Exercise requirements » Scan the listing and work out how many lines contain the word "this". Nothing but the number should be given.

Provided data »
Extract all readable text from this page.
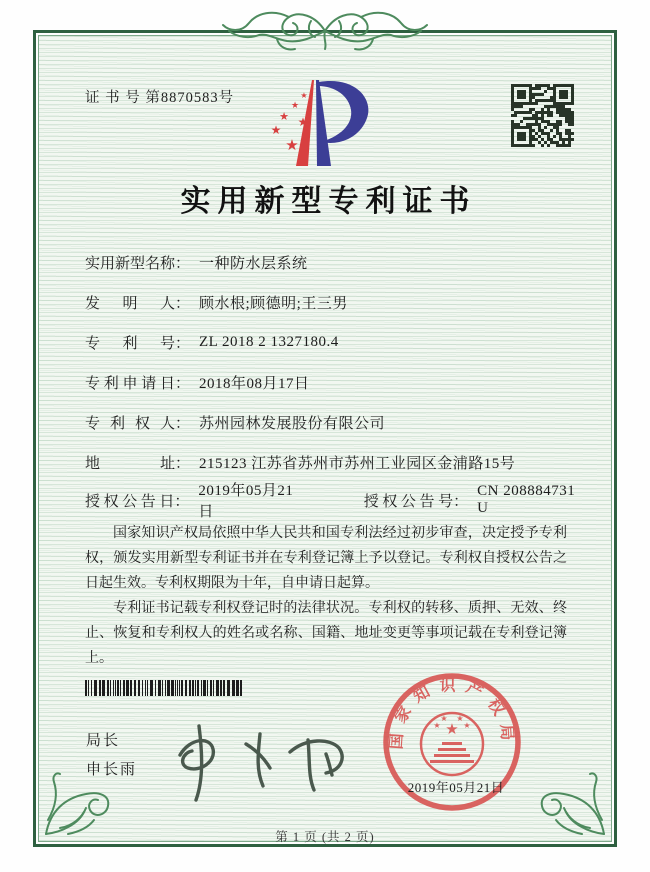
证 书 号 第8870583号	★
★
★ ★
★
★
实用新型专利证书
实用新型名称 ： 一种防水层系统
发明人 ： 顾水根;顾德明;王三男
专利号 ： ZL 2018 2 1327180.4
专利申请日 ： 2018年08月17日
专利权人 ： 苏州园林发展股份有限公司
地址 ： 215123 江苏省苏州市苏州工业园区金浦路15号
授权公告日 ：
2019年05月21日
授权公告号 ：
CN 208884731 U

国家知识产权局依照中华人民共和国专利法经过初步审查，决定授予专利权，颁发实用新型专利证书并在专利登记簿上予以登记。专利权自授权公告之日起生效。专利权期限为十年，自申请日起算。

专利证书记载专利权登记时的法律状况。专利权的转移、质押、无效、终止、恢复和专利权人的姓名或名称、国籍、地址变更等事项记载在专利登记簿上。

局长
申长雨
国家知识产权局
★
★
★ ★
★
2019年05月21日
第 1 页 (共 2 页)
...
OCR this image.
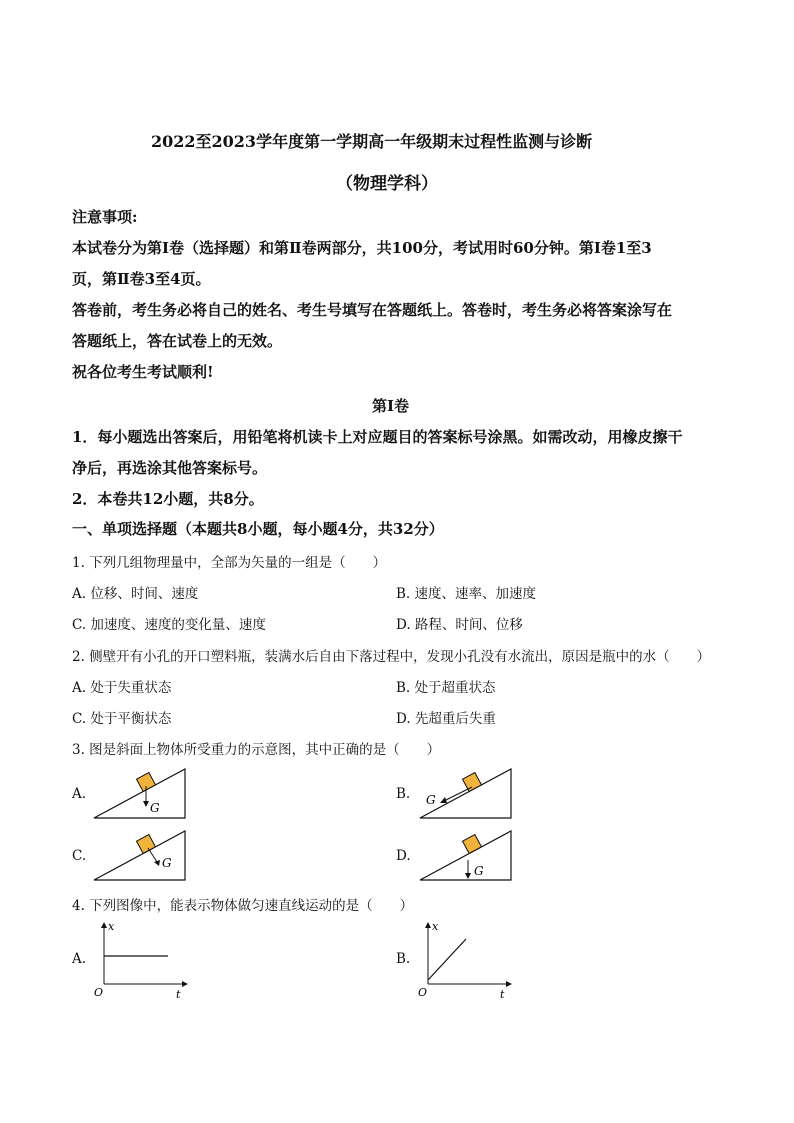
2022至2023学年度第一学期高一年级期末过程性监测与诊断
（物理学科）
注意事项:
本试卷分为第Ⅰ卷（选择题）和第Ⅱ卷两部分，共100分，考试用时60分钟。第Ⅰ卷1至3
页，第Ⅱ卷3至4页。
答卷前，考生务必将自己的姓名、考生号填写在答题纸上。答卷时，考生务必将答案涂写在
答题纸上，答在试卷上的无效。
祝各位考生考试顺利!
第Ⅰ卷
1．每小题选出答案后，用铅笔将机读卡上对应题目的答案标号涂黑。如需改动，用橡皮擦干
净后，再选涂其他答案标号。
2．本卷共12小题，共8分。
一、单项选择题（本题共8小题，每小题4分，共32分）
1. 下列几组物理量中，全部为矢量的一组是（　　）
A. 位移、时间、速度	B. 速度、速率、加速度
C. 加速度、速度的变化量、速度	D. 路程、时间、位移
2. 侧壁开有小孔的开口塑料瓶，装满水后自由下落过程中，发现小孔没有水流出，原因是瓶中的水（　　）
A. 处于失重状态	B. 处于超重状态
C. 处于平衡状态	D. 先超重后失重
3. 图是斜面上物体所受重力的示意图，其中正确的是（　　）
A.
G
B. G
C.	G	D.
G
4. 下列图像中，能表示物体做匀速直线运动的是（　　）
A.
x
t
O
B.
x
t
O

Full output » 2